## GOAL
Go through the listing beneath this task and return every line that carries the string "frac".

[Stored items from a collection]
■ ■ ■

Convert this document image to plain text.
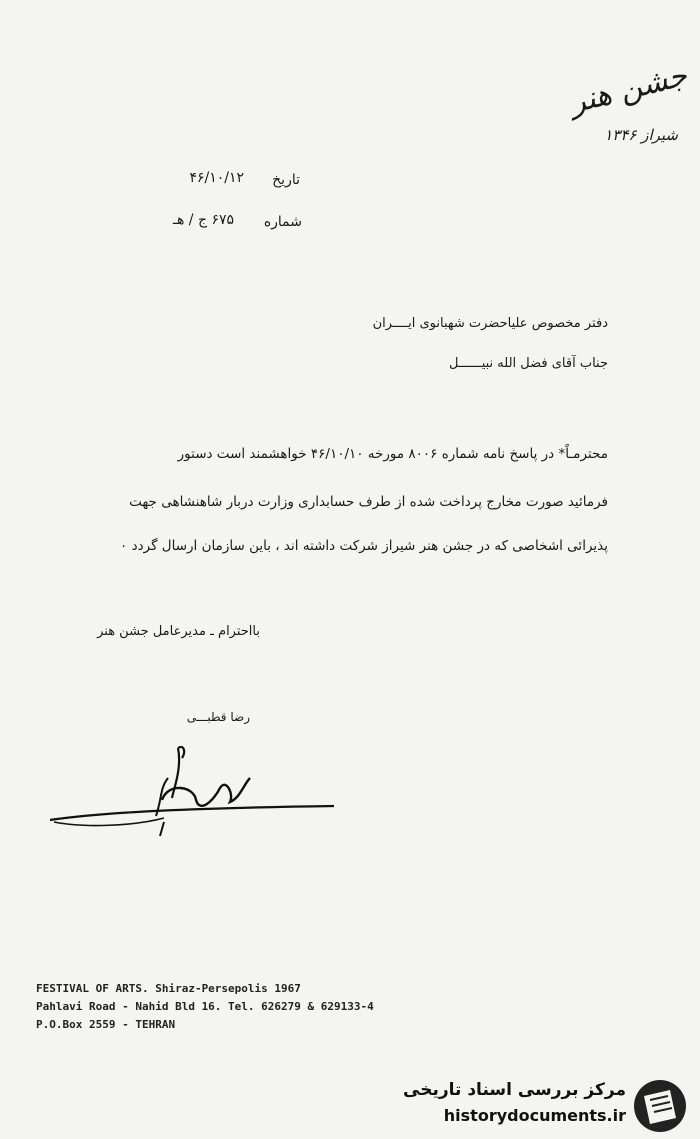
جشن هنر
شیراز ۱۳۴۶
تاریخ
۴۶/۱۰/۱۲
شماره
۶۷۵ ج / هـ
دفتر مخصوص علیاحضرت شهبانوی ایــــران
جناب آقای فضل الله نبیــــــل
محترمـاً* در پاسخ نامه شماره ۸۰۰۶ مورخه ۴۶/۱۰/۱۰ خواهشمند است دستور
فرمائید صورت مخارج پرداخت شده از طرف حسابداری وزارت دربار شاهنشاهی جهت
پذیرائی اشخاصی که در جشن هنر شیراز شرکت داشته اند ، باین سازمان ارسال گردد ۰
بااحترام ـ مدیرعامل جشن هنر
رضا قطبـــی
FESTIVAL OF ARTS. Shiraz-Persepolis 1967
Pahlavi Road - Nahid Bld 16. Tel. 626279 & 629133-4
P.O.Box 2559 - TEHRAN
مرکز بررسی اسناد تاریخی
historydocuments.ir
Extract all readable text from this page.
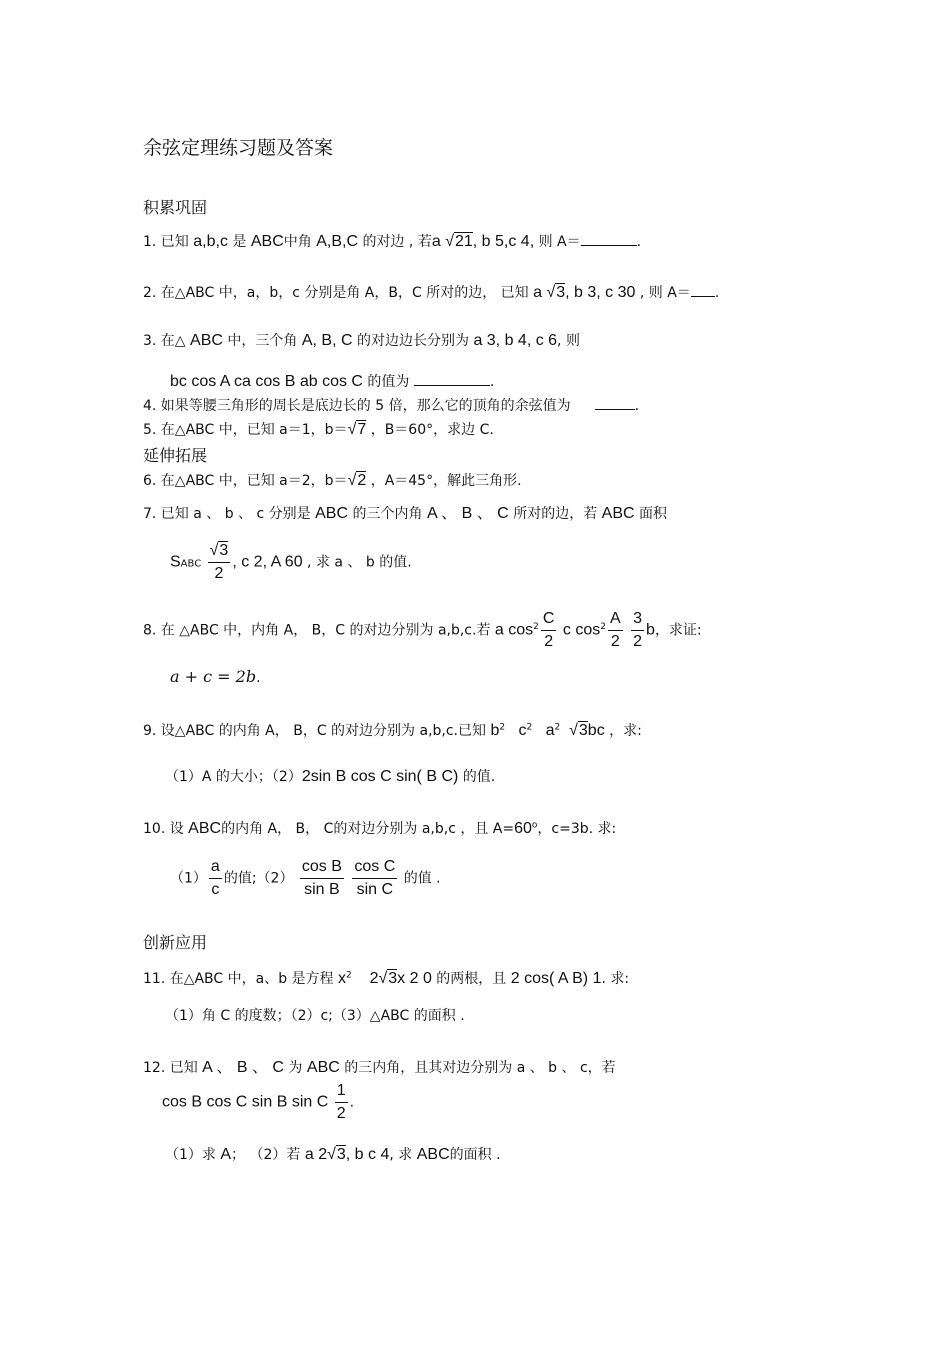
余弦定理练习题及答案
积累巩固
1. 已知 a,b,c 是 ABC中角 A,B,C 的对边 , 若a √21, b 5,c 4, 则 A＝	.
2. 在△ABC 中，a，b，c 分别是角 A，B，C 所对的边， 已知 a √3, b 3, c 30 , 则 A＝ .
3. 在△ ABC 中，三个角 A, B, C 的对边边长分别为 a 3, b 4, c 6, 则
bc cos A ca cos B ab cos C 的值为	.
4. 如果等腰三角形的周长是底边长的 5 倍，那么它的顶角的余弦值为	.
5. 在△ABC 中，已知 a＝1，b＝√7 ，B＝60°，求边 C.
延伸拓展
6. 在△ABC 中，已知 a＝2，b＝√2 ，A＝45°，解此三角形.
7. 已知 a 、 b 、 c 分别是 ABC 的三个内角 A 、 B 、 C 所对的边，若 ABC 面积
SABC $\frac{√3}{2}$ , c 2, A 60 , 求 a 、 b 的值.
8. 在 △ABC 中，内角 A， B，C 的对边分别为 a,b,c.若 a $\cos^2 \frac{C}{2}$ c $\cos^2 \frac{A}{2}$
$\frac{3}{2}$ b，求证:
a + c = 2b.
9. 设△ABC 的内角 A， B，C 的对边分别为 a,b,c.已知 $b^2$ $c^2$ $a^2$ √3bc ，求:
（1）A 的大小；（2）2sin B cos C sin( B C) 的值.
10. 设 ABC的内角 A， B， C的对边分别为 a,b,c ，且 $A=60^o$，c=3b. 求:
$(1) \frac{a}{c}$ 的值;（2） $\frac{\text{cos B}}{\text{sin B}}$
$\frac{\text{cos C}}{\text{sin C}}$ 的值 .
创新应用
11. 在△ABC 中，a、b 是方程 $x^2$ 2√3x 2 0 的两根，且 2 cos( A B) 1. 求:
（1）角 C 的度数；（2）c;（3）△ABC 的面积 .
12. 已知 A 、 B 、 C 为 ABC 的三内角，且其对边分别为 a 、 b 、 c，若
cos B cos C sin B sin C $\frac{1}{2}$ .
（1）求 A； （2）若 a 2√3, b c 4, 求 ABC的面积 .
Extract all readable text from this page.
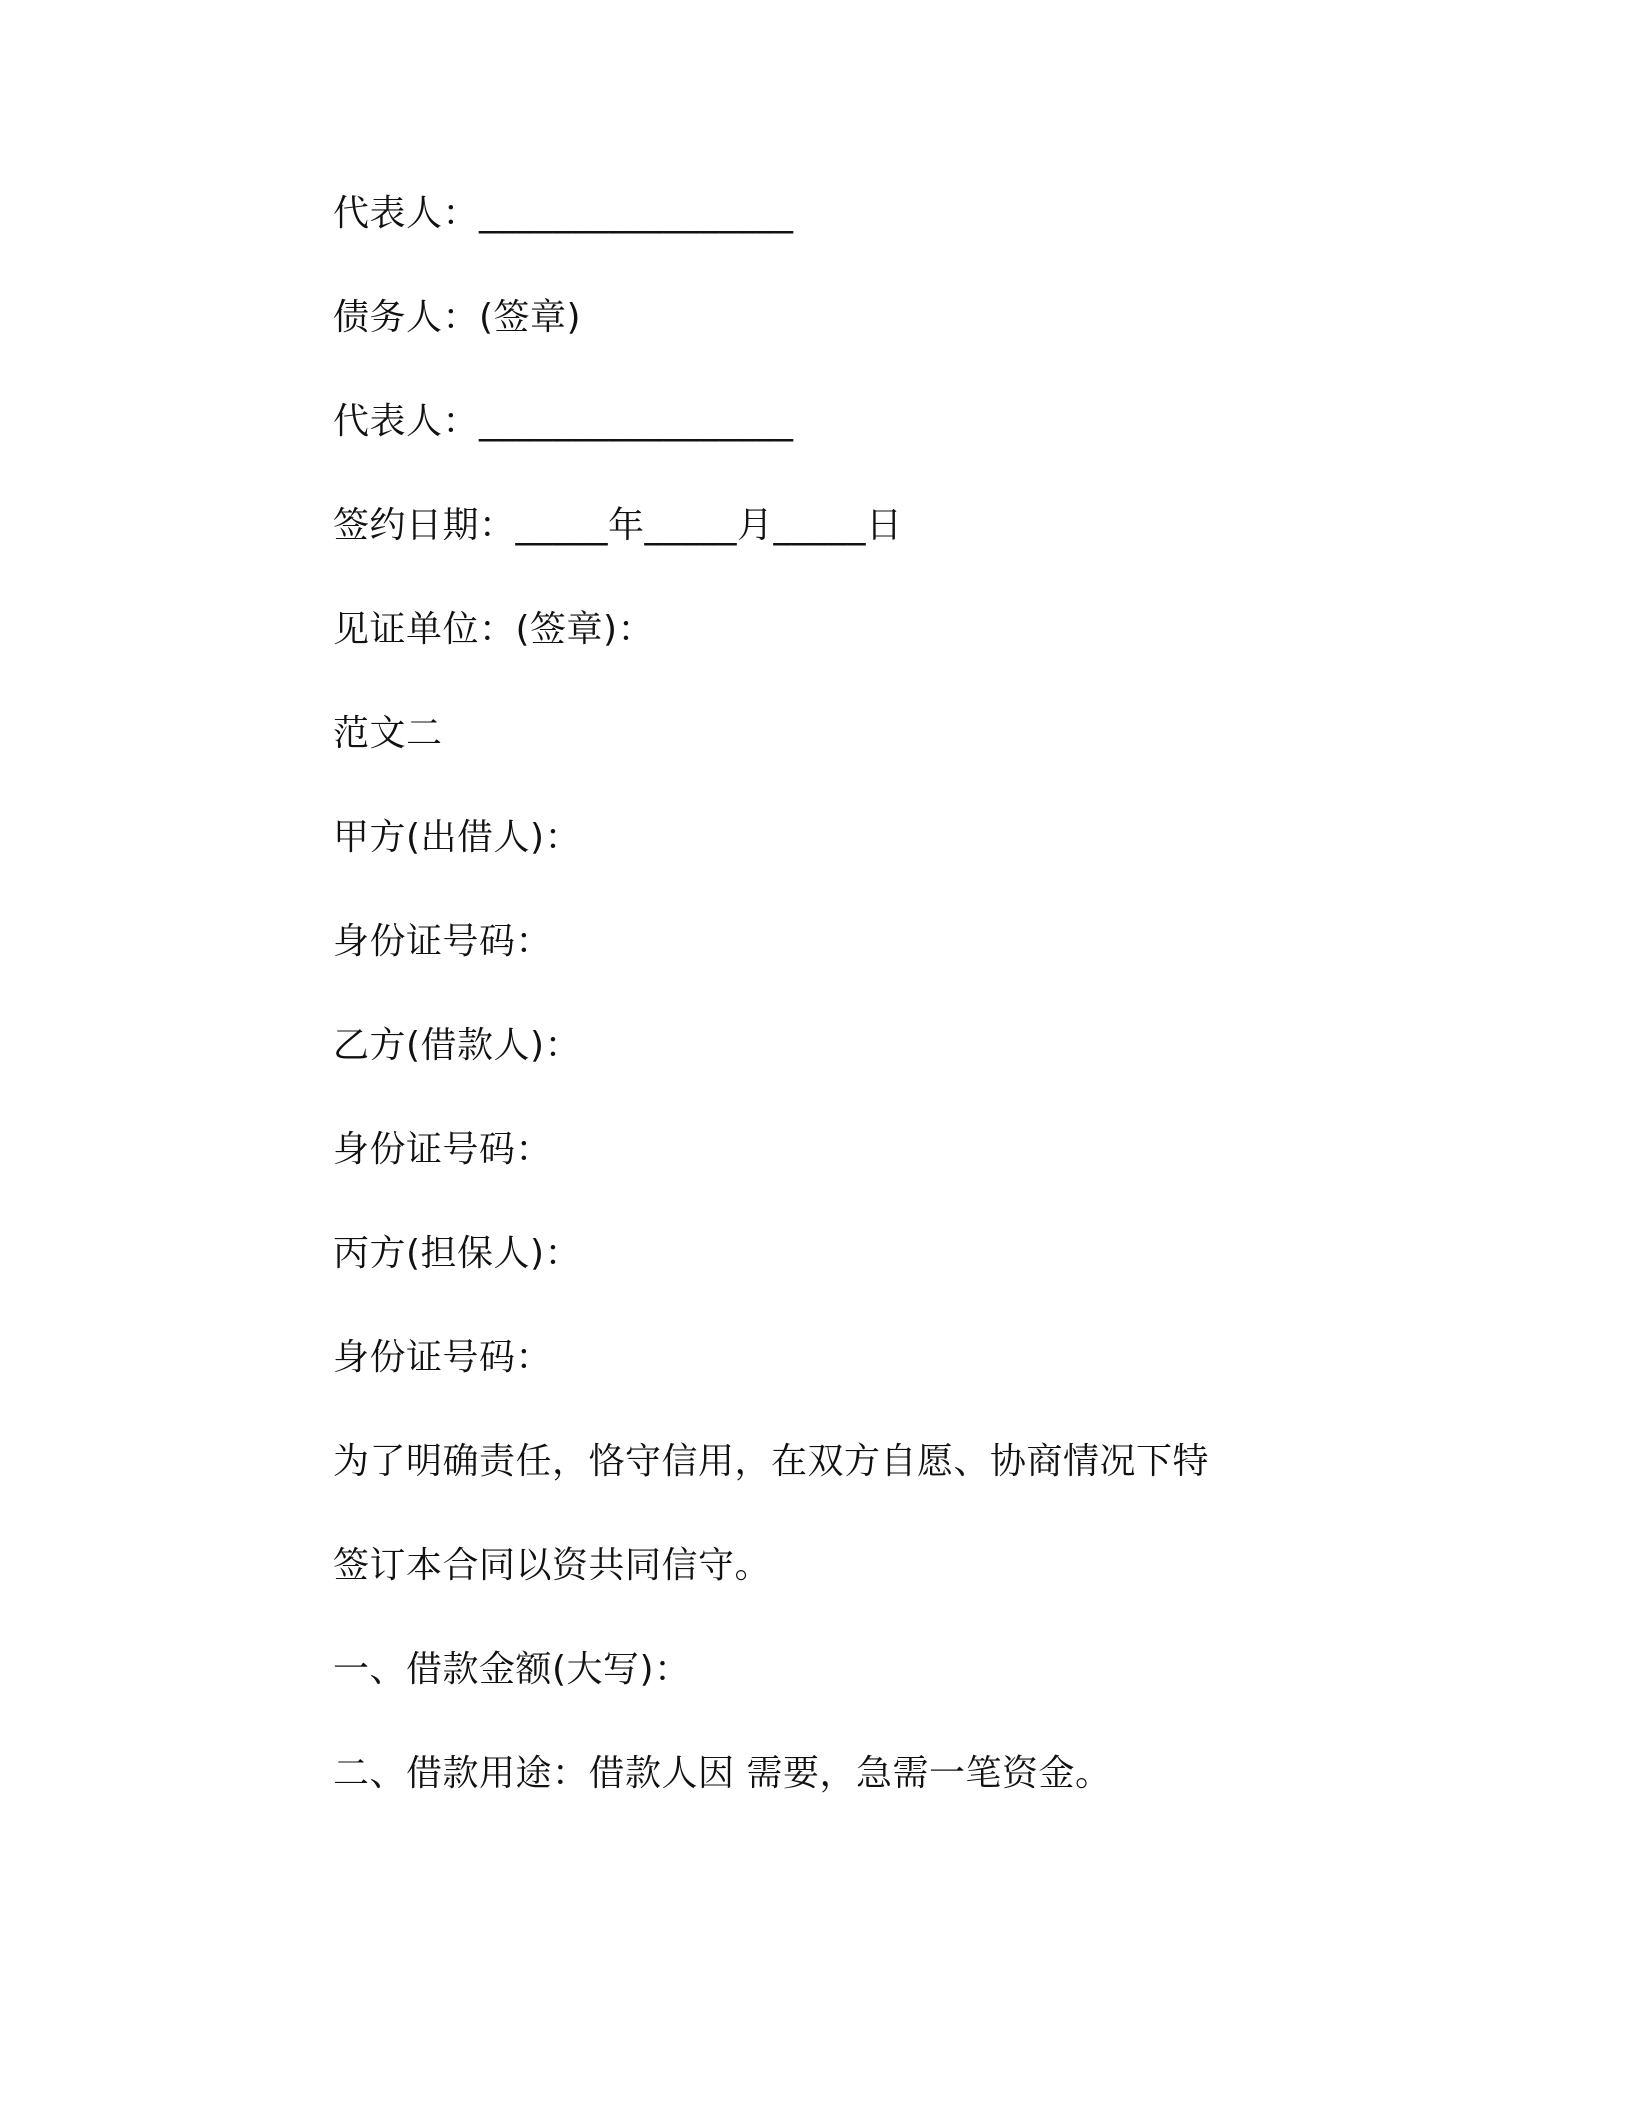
代表人：_________________
债务人：(签章)
代表人：_________________
签约日期：_____年_____月_____日
见证单位：(签章)：
范文二
甲方(出借人)：
身份证号码：
乙方(借款人)：
身份证号码：
丙方(担保人)：
身份证号码：
为了明确责任，恪守信用，在双方自愿、协商情况下特
签订本合同以资共同信守。
一、借款金额(大写)：
二、借款用途：借款人因 需要，急需一笔资金。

■ ■ ■

## WRITTEN SOLUTION
SABC $\frac{√3}{2}$ , c 2, A 60 , 求 a 、 b 的值.
8. 在 △ABC 中，内角 A， B，C 的对边分别为 a,b,c.若 a $\cos^2 \frac{C}{2}$ c $\cos^2 \frac{A}{2}$
$\frac{3}{2}$ b，求证:
$(1) \frac{a}{c}$ 的值;（2） $\frac{\text{cos B}}{\text{sin B}}$
$\frac{\text{cos C}}{\text{sin C}}$ 的值 .
cos B cos C sin B sin C $\frac{1}{2}$ .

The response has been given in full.